▶ _YOUR INSTRUCTIONS_: Reproduce the lines of the data word for word, beginning with the line that contains "y-tick-label-3: 1.5 [20,252,46,273]" and ending after the line that contains "x-tick-label-6: '13 [579,411,604,432]".

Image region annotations
_ _ _ _ _ _ _

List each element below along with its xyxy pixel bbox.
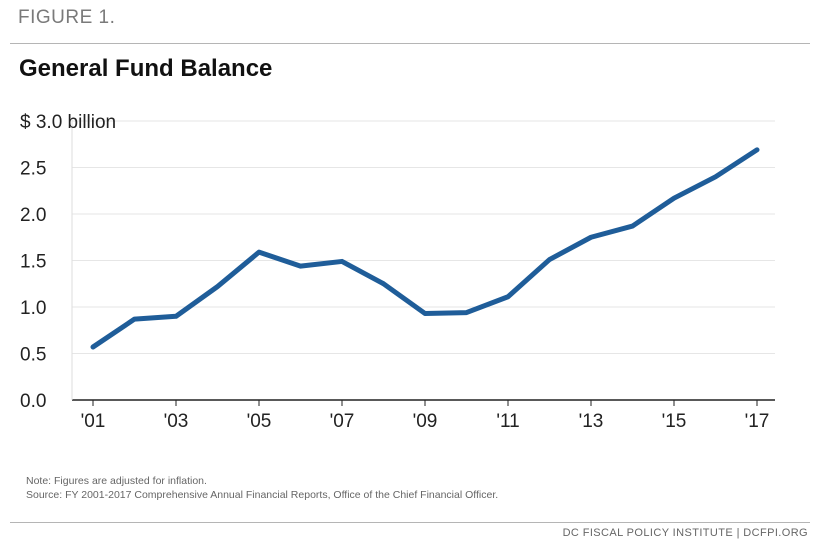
y-tick-label-3: 1.5 [20,252,46,273]
x-tick-label-2: '05 [247,411,272,432]
data-point-2003 [174,314,179,319]
figure-label: FIGURE 1. [18,7,116,28]
y-tick-label-4: 2.0 [20,205,46,226]
data-point-2007 [340,259,345,264]
footer-credit: DC FISCAL POLICY INSTITUTE | DCFPI.ORG [562,527,808,539]
x-tick-labels: '01 '03 '05 '07 '09 '11 '13 '15 '17 [81,400,770,432]
x-tick-label-1: '03 [164,411,189,432]
data-point-2011 [506,294,511,299]
data-point-2012 [547,257,552,262]
data-point-2015 [672,196,677,201]
x-tick-label-6: '13 [579,411,604,432]
data-point-2008 [381,281,386,286]
data-point-2013 [589,235,594,240]
top-divider [10,43,810,44]
data-series [90,147,760,350]
chart-title: General Fund Balance [19,55,273,82]
data-point-2009 [423,311,428,316]
bottom-divider [10,522,810,523]
data-point-2001 [91,344,96,349]
y-tick-label-2: 1.0 [20,298,46,319]
series-line-0 [90,147,760,350]
data-point-2006 [298,264,303,269]
data-point-2005 [257,250,262,255]
data-point-2017 [755,147,760,152]
x-tick-label-7: '15 [662,411,687,432]
x-tick-label-5: '11 [496,411,519,432]
inflation-note: Note: Figures are adjusted for inflation… [26,475,207,487]
y-tick-label-5: 2.5 [20,159,46,180]
y-tick-labels: 0.0 0.5 1.0 1.5 2.0 2.5 $ 3.0 billion [20,112,116,412]
data-point-2002 [132,317,137,322]
y-tick-label-6: $ 3.0 billion [20,112,116,133]
data-point-2010 [464,310,469,315]
chart-notes: Note: Figures are adjusted for inflation… [26,474,498,502]
data-point-2004 [215,284,220,289]
x-tick-label-0: '01 [81,411,106,432]
y-tick-label-0: 0.0 [20,391,46,412]
source-note: Source: FY 2001-2017 Comprehensive Annua… [26,489,499,501]
data-point-2014 [630,224,635,229]
x-tick-label-4: '09 [413,411,438,432]
x-tick-label-8: '17 [745,411,770,432]
grid-lines [72,120,775,354]
data-point-2016 [713,174,718,179]
axes [71,118,775,401]
y-tick-label-1: 0.5 [20,345,46,366]
x-tick-label-3: '07 [330,411,355,432]
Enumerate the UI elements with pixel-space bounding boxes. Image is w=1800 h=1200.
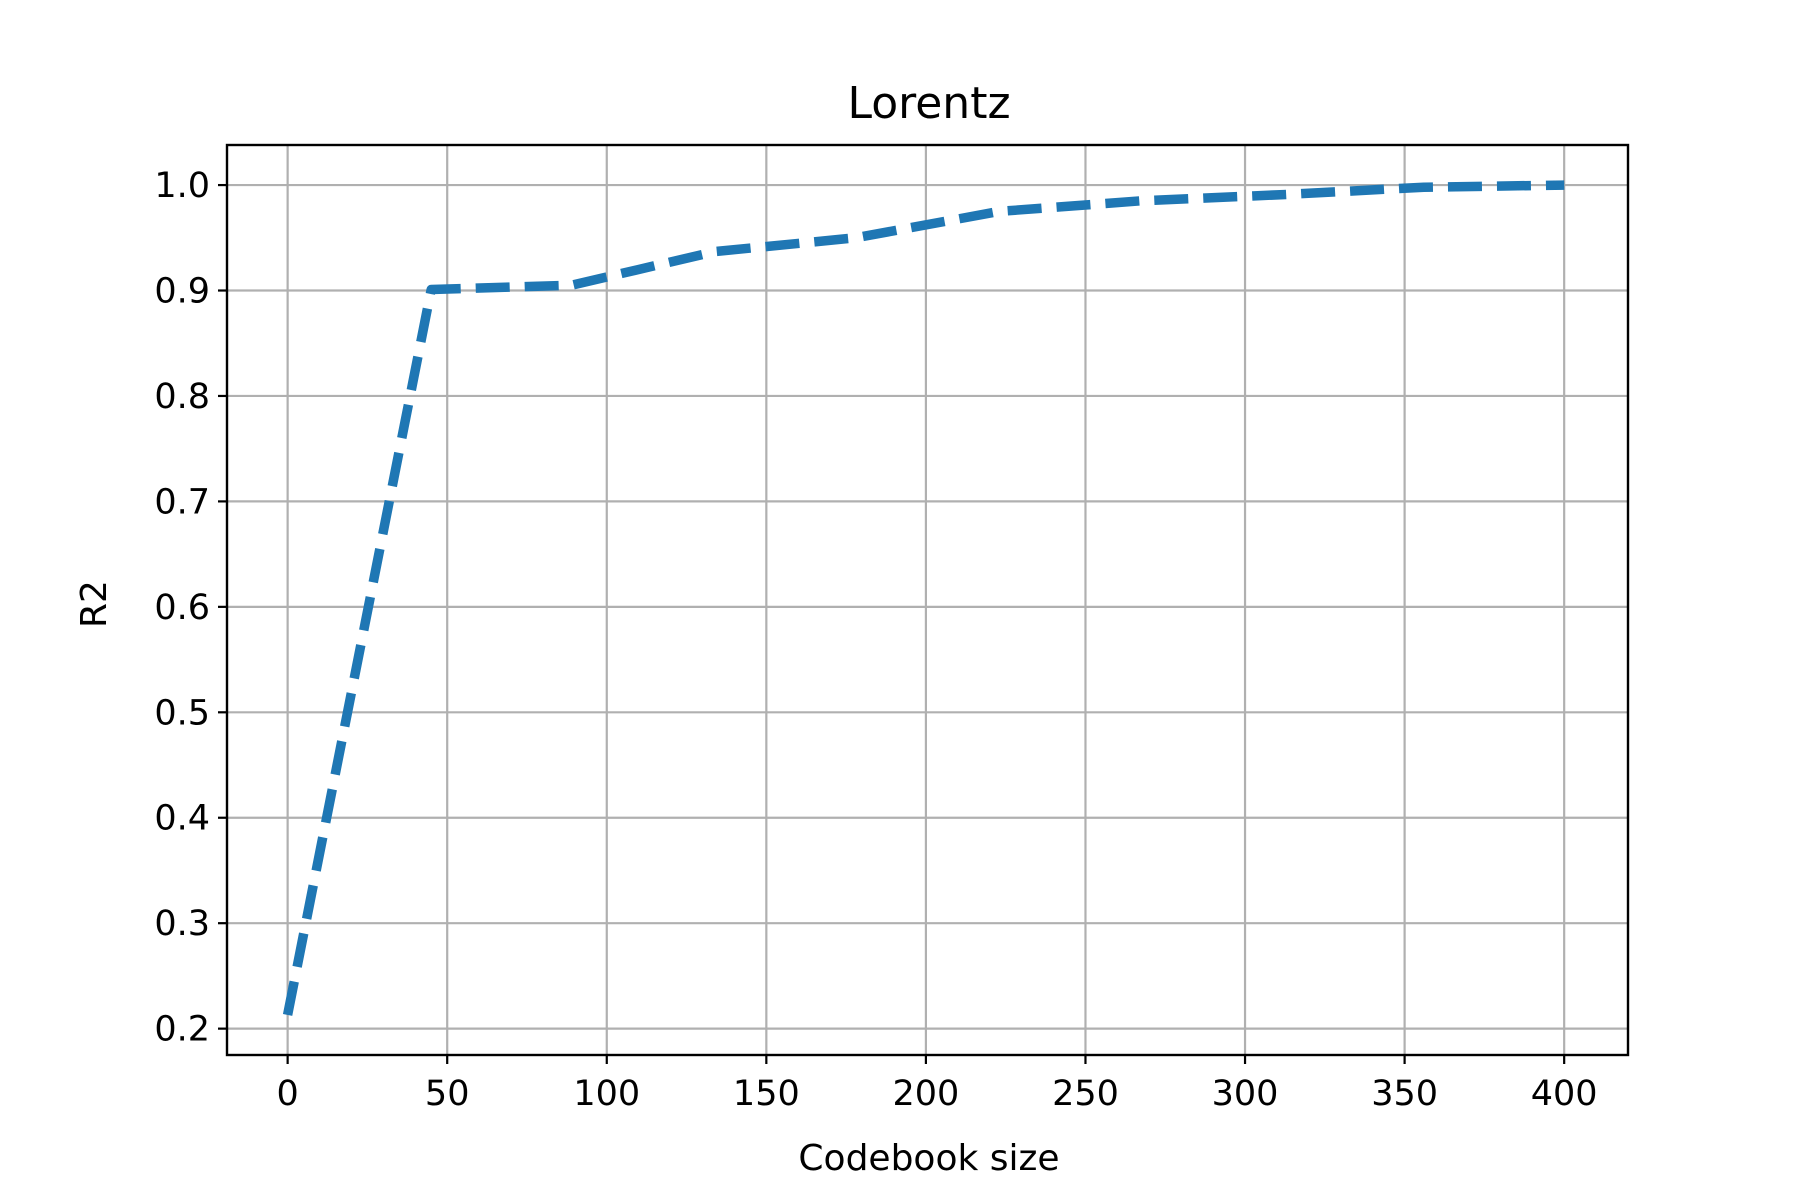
y-tick-label-5: 0.7 bbox=[154, 482, 210, 522]
y-tick-label-6: 0.8 bbox=[154, 377, 210, 417]
ticks: 0 50 100 150 200 250 300 350 400 0.2 0.3 0.4 0.5 0.6 0… bbox=[154, 166, 1597, 1114]
x-tick-label-4: 200 bbox=[892, 1074, 959, 1114]
x-tick-label-8: 400 bbox=[1531, 1074, 1598, 1114]
series-line-0 bbox=[282, 180, 1565, 1016]
y-tick-label-4: 0.6 bbox=[154, 588, 210, 628]
x-tick-label-6: 300 bbox=[1212, 1074, 1279, 1114]
x-tick-label-5: 250 bbox=[1052, 1074, 1119, 1114]
y-tick-label-7: 0.9 bbox=[154, 272, 210, 312]
chart-title: Lorentz bbox=[847, 78, 1010, 129]
x-tick-label-0: 0 bbox=[276, 1074, 298, 1114]
y-tick-label-1: 0.3 bbox=[154, 904, 210, 944]
y-tick-label-2: 0.4 bbox=[154, 799, 210, 839]
y-axis-label: R2 bbox=[74, 580, 115, 628]
grid bbox=[227, 145, 1628, 1055]
plot-frame bbox=[225, 143, 1630, 1057]
y-tick-label-0: 0.2 bbox=[154, 1010, 210, 1050]
x-tick-label-7: 350 bbox=[1371, 1074, 1438, 1114]
x-tick-label-3: 150 bbox=[733, 1074, 800, 1114]
series-layer bbox=[282, 180, 1565, 1016]
y-tick-label-8: 1.0 bbox=[154, 166, 210, 206]
x-tick-label-2: 100 bbox=[573, 1074, 640, 1114]
x-tick-label-1: 50 bbox=[425, 1074, 470, 1114]
y-tick-label-3: 0.5 bbox=[154, 693, 210, 733]
x-axis-label: Codebook size bbox=[798, 1138, 1059, 1179]
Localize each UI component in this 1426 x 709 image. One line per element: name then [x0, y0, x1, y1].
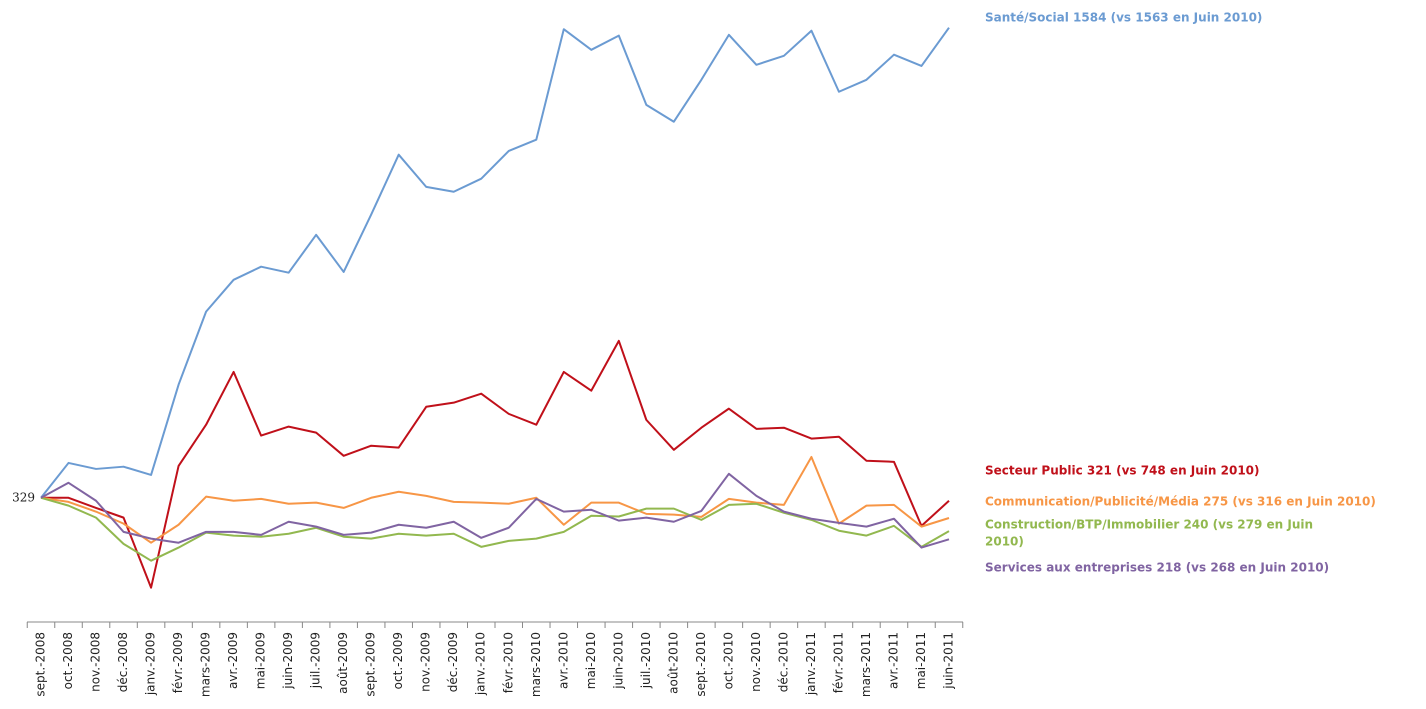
series-label: Secteur Public 321 (vs 748 en Juin 2010)	[985, 464, 1260, 478]
series-line	[41, 339, 950, 589]
x-tick-label: juin-2011	[942, 632, 956, 690]
x-tick-label: janv.-2009	[144, 632, 158, 696]
x-tick-label: sept.-2009	[364, 632, 378, 697]
series-line	[40, 496, 950, 562]
x-tick-label: nov.-2008	[89, 632, 103, 692]
x-tick-label: sept.-2010	[694, 632, 708, 697]
series-label: Santé/Social 1584 (vs 1563 en Juin 2010)	[985, 11, 1262, 25]
x-tick-label: mars-2010	[529, 632, 543, 697]
x-tick-label: juin-2009	[281, 632, 295, 690]
series-label: Construction/BTP/Immobilier 240 (vs 279 …	[985, 518, 1313, 532]
x-tick-label: mars-2011	[859, 632, 873, 697]
x-tick-label: févr.-2009	[171, 632, 185, 693]
x-tick-label: avr.-2011	[886, 632, 900, 689]
series-line	[40, 27, 950, 499]
series-line	[40, 472, 950, 549]
x-tick-label: mai-2011	[914, 632, 928, 689]
x-tick-label: déc.-2010	[776, 632, 790, 692]
x-tick-label: mars-2009	[199, 632, 213, 697]
x-tick-label: juil.-2010	[639, 632, 653, 689]
x-tick-label: avr.-2009	[226, 632, 240, 689]
x-tick-label: avr.-2010	[556, 632, 570, 689]
x-tick-label: mai-2010	[584, 632, 598, 689]
x-tick-label: sept.-2008	[34, 632, 48, 697]
x-tick-label: oct.-2009	[391, 632, 405, 689]
series-label: Communication/Publicité/Média 275 (vs 31…	[985, 495, 1376, 509]
x-tick-label: août-2009	[336, 632, 350, 694]
series-line	[40, 455, 950, 544]
x-tick-label: déc.-2008	[116, 632, 130, 692]
x-tick-label: oct.-2010	[721, 632, 735, 689]
x-tick-label: févr.-2010	[501, 632, 515, 693]
x-tick-label: juin-2010	[611, 632, 625, 690]
series-label: Services aux entreprises 218 (vs 268 en …	[985, 561, 1329, 575]
x-tick-label: nov.-2009	[419, 632, 433, 692]
x-tick-label: nov.-2010	[749, 632, 763, 692]
x-tick-label: oct.-2008	[61, 632, 75, 689]
series-label: 2010)	[985, 535, 1024, 549]
annotation: 329	[12, 490, 35, 504]
x-tick-label: juil.-2009	[309, 632, 323, 689]
x-tick-label: janv.-2011	[804, 632, 818, 696]
x-tick-label: janv.-2010	[474, 632, 488, 696]
x-tick-label: août-2010	[666, 632, 680, 694]
x-tick-label: févr.-2011	[831, 632, 845, 693]
x-tick-label: déc.-2009	[446, 632, 460, 692]
x-tick-label: mai-2009	[254, 632, 268, 689]
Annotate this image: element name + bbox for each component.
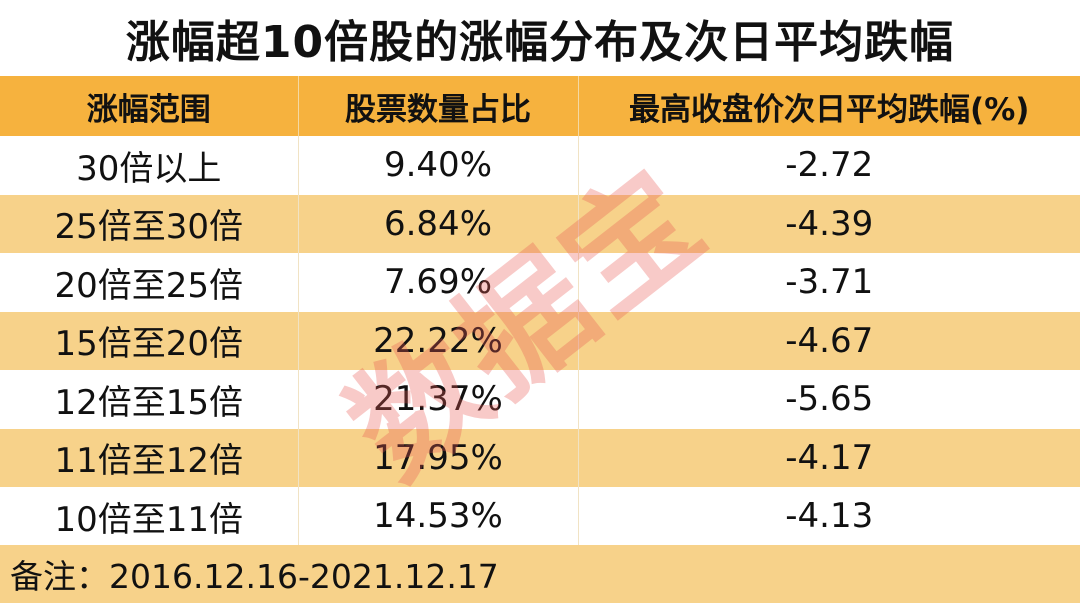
cell-share: 22.22%: [298, 311, 579, 370]
table-row: 11倍至12倍 17.95% -4.17: [0, 428, 1080, 487]
cell-next-day-drop: -2.72: [578, 136, 1080, 195]
table-row: 15倍至20倍 22.22% -4.67: [0, 311, 1080, 370]
header-share: 股票数量占比: [298, 76, 579, 136]
header-next-day-drop: 最高收盘价次日平均跌幅(%): [578, 76, 1080, 136]
data-table: 涨幅范围 股票数量占比 最高收盘价次日平均跌幅(%) 30倍以上 9.40% -…: [0, 76, 1080, 546]
cell-range: 15倍至20倍: [0, 311, 299, 370]
cell-share: 7.69%: [298, 253, 579, 312]
table-row: 12倍至15倍 21.37% -5.65: [0, 370, 1080, 429]
cell-next-day-drop: -4.17: [578, 428, 1080, 487]
table-row: 25倍至30倍 6.84% -4.39: [0, 194, 1080, 253]
cell-next-day-drop: -5.65: [578, 370, 1080, 429]
table-row: 30倍以上 9.40% -2.72: [0, 136, 1080, 195]
cell-next-day-drop: -4.13: [578, 487, 1080, 546]
cell-range: 25倍至30倍: [0, 194, 299, 253]
table-header-row: 涨幅范围 股票数量占比 最高收盘价次日平均跌幅(%): [0, 76, 1080, 136]
table-row: 10倍至11倍 14.53% -4.13: [0, 487, 1080, 546]
cell-next-day-drop: -3.71: [578, 253, 1080, 312]
cell-range: 20倍至25倍: [0, 253, 299, 312]
cell-share: 14.53%: [298, 487, 579, 546]
cell-share: 17.95%: [298, 428, 579, 487]
cell-next-day-drop: -4.39: [578, 194, 1080, 253]
table-row: 20倍至25倍 7.69% -3.71: [0, 253, 1080, 312]
page-title: 涨幅超10倍股的涨幅分布及次日平均跌幅: [125, 17, 955, 68]
cell-share: 9.40%: [298, 136, 579, 195]
cell-range: 11倍至12倍: [0, 428, 299, 487]
cell-share: 6.84%: [298, 194, 579, 253]
footnote: 备注：2016.12.16-2021.12.17: [0, 545, 1080, 603]
cell-range: 12倍至15倍: [0, 370, 299, 429]
cell-range: 30倍以上: [0, 136, 299, 195]
header-range: 涨幅范围: [0, 76, 299, 136]
cell-next-day-drop: -4.67: [578, 311, 1080, 370]
cell-share: 21.37%: [298, 370, 579, 429]
cell-range: 10倍至11倍: [0, 487, 299, 546]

_ _ _ _ _ _ _

▶ _RESULT_:
y-tick-label-3: 1.5 [20,252,46,273]
x-tick-label-2: '05 [247,411,272,432]
data-point-2003 [174,314,179,319]
figure-label: FIGURE 1. [18,7,116,28]
y-tick-label-4: 2.0 [20,205,46,226]
data-point-2007 [340,259,345,264]
footer-credit: DC FISCAL POLICY INSTITUTE | DCFPI.ORG [562,527,808,539]
x-tick-labels: '01 '03 '05 '07 '09 '11 '13 '15 '17 [81,400,770,432]
x-tick-label-1: '03 [164,411,189,432]
data-point-2011 [506,294,511,299]
data-point-2012 [547,257,552,262]
data-point-2015 [672,196,677,201]
x-tick-label-6: '13 [579,411,604,432]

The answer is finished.